Coordinate annotation records:
○ ○ ○ ○

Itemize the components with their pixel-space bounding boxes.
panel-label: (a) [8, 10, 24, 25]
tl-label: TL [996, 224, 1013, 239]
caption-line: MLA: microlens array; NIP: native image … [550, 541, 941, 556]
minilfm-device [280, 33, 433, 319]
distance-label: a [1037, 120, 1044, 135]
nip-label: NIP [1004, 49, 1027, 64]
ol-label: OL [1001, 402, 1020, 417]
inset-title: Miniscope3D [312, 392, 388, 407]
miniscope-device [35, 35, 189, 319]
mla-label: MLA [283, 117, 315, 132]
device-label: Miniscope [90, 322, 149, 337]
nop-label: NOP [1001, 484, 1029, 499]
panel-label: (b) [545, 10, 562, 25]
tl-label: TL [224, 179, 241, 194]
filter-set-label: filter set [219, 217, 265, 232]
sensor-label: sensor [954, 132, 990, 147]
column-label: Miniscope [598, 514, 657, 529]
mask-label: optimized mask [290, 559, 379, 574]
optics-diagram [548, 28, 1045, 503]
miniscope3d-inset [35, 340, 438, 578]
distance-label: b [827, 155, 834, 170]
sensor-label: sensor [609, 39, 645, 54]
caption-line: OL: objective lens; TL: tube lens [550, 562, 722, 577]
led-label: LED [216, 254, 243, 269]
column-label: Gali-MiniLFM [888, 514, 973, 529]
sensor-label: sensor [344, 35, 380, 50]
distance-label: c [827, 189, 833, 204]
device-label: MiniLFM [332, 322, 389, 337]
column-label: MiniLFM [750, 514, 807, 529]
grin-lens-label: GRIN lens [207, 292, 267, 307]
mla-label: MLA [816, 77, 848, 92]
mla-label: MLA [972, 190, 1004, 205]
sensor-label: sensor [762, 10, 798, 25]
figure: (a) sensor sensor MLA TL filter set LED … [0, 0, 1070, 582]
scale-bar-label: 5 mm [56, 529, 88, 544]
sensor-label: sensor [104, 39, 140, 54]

○ ○ ○ ○

◆ Work to be completed:
Rewrite all the records with "sensor-label" switched to "detector-label" everywhere it occurs, keeping everything else the same.

◆ Task output:
Itemize the components with their pixel-space bounding boxes.
panel-label: (a) [8, 10, 24, 25]
tl-label: TL [996, 224, 1013, 239]
caption-line: MLA: microlens array; NIP: native image … [550, 541, 941, 556]
minilfm-device [280, 33, 433, 319]
distance-label: a [1037, 120, 1044, 135]
nip-label: NIP [1004, 49, 1027, 64]
ol-label: OL [1001, 402, 1020, 417]
inset-title: Miniscope3D [312, 392, 388, 407]
miniscope-device [35, 35, 189, 319]
mla-label: MLA [283, 117, 315, 132]
device-label: Miniscope [90, 322, 149, 337]
nop-label: NOP [1001, 484, 1029, 499]
panel-label: (b) [545, 10, 562, 25]
tl-label: TL [224, 179, 241, 194]
filter-set-label: filter set [219, 217, 265, 232]
detector-label: sensor [954, 132, 990, 147]
column-label: Miniscope [598, 514, 657, 529]
mask-label: optimized mask [290, 559, 379, 574]
optics-diagram [548, 28, 1045, 503]
miniscope3d-inset [35, 340, 438, 578]
distance-label: b [827, 155, 834, 170]
detector-label: sensor [609, 39, 645, 54]
caption-line: OL: objective lens; TL: tube lens [550, 562, 722, 577]
led-label: LED [216, 254, 243, 269]
column-label: Gali-MiniLFM [888, 514, 973, 529]
detector-label: sensor [344, 35, 380, 50]
distance-label: c [827, 189, 833, 204]
device-label: MiniLFM [332, 322, 389, 337]
column-label: MiniLFM [750, 514, 807, 529]
grin-lens-label: GRIN lens [207, 292, 267, 307]
mla-label: MLA [816, 77, 848, 92]
mla-label: MLA [972, 190, 1004, 205]
detector-label: sensor [762, 10, 798, 25]
figure: (a) sensor sensor MLA TL filter set LED … [0, 0, 1070, 582]
scale-bar-label: 5 mm [56, 529, 88, 544]
detector-label: sensor [104, 39, 140, 54]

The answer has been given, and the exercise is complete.